* [Stored data]:
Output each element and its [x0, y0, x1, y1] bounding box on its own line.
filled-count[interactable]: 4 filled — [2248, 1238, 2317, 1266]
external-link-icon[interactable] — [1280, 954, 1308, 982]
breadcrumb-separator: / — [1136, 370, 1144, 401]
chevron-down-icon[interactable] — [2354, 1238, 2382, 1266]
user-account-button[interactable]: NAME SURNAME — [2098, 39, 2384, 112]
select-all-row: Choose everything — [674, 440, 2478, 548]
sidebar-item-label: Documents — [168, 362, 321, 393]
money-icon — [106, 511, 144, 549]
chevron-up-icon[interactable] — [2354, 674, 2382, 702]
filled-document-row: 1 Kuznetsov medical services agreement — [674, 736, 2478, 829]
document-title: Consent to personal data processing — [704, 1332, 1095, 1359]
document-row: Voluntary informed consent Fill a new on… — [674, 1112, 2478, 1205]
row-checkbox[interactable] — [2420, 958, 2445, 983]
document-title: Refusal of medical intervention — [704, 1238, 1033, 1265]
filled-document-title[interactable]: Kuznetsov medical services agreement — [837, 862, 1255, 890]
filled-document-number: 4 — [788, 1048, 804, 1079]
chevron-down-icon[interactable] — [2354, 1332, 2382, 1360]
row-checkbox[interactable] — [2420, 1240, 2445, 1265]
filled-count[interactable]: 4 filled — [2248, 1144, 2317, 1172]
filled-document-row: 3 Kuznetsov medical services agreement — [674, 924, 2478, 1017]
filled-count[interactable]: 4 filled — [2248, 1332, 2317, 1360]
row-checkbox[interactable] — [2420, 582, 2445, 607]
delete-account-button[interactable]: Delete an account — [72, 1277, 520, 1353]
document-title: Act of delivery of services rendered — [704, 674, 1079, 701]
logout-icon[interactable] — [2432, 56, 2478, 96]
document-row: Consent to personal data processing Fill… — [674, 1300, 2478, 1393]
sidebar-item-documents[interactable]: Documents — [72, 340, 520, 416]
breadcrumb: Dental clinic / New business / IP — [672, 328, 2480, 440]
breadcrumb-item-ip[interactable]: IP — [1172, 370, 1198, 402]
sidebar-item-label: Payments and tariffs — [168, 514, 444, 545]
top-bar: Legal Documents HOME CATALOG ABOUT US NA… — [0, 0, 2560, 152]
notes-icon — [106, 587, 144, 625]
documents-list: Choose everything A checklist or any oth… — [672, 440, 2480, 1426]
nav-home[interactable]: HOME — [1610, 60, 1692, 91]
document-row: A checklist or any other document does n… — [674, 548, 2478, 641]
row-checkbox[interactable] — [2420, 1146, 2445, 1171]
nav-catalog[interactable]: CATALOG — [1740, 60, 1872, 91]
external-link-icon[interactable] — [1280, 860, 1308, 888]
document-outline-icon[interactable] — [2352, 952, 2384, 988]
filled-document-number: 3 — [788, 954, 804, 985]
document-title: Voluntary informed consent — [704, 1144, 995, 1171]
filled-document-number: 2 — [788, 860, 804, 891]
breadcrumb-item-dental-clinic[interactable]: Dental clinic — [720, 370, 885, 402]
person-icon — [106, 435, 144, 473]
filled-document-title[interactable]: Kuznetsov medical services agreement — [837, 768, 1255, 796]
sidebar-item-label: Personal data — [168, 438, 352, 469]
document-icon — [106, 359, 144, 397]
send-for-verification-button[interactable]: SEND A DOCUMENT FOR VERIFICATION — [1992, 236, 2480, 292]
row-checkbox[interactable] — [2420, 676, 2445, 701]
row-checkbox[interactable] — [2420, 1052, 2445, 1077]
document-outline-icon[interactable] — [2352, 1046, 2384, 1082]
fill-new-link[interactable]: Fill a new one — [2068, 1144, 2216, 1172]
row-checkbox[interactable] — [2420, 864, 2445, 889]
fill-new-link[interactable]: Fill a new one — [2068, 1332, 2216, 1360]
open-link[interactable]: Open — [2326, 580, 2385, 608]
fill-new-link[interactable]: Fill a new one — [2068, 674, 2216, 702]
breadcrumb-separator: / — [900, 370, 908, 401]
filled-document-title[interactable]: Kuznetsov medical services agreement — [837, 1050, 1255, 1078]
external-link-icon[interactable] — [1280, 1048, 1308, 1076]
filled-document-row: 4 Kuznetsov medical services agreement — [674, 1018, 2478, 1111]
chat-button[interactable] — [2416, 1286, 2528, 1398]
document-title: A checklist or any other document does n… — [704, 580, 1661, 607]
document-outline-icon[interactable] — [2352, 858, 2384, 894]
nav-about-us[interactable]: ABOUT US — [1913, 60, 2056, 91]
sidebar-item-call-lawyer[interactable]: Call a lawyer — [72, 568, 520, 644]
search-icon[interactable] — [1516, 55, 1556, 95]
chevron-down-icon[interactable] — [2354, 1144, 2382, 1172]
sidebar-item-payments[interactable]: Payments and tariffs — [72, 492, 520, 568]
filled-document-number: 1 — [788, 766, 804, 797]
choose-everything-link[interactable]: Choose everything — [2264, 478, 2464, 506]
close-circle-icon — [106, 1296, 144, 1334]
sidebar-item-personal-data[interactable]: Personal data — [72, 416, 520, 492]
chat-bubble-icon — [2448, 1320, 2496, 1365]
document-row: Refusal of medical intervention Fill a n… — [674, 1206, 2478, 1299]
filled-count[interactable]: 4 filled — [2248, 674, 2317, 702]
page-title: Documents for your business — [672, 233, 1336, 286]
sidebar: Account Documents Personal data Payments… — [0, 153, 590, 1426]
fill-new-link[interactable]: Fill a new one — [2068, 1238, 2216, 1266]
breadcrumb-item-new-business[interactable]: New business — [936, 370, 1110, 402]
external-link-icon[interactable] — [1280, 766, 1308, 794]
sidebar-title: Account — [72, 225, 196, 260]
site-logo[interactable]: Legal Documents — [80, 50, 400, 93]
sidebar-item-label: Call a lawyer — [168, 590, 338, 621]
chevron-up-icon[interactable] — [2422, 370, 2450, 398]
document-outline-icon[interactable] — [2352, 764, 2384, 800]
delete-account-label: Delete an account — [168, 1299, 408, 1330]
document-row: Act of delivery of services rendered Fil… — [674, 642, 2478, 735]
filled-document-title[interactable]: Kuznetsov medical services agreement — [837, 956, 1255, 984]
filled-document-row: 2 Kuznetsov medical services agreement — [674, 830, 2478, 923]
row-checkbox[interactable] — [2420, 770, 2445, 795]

* [Direction]: Starting at the first line of the data and ending at the line that contains "select-all-row: Choose everything", recast those lines as a JSON list of strings with one string per line, leaving out any blank lines.

* [Result]:
[
  "Output each element and its [x0, y0, x1, y1] bounding box on its own line.",
  "filled-count[interactable]: 4 filled — [2248, 1238, 2317, 1266]",
  "external-link-icon[interactable] — [1280, 954, 1308, 982]",
  "breadcrumb-separator: / — [1136, 370, 1144, 401]",
  "chevron-down-icon[interactable] — [2354, 1238, 2382, 1266]",
  "user-account-button[interactable]: NAME SURNAME — [2098, 39, 2384, 112]",
  "select-all-row: Choose everything — [674, 440, 2478, 548]"
]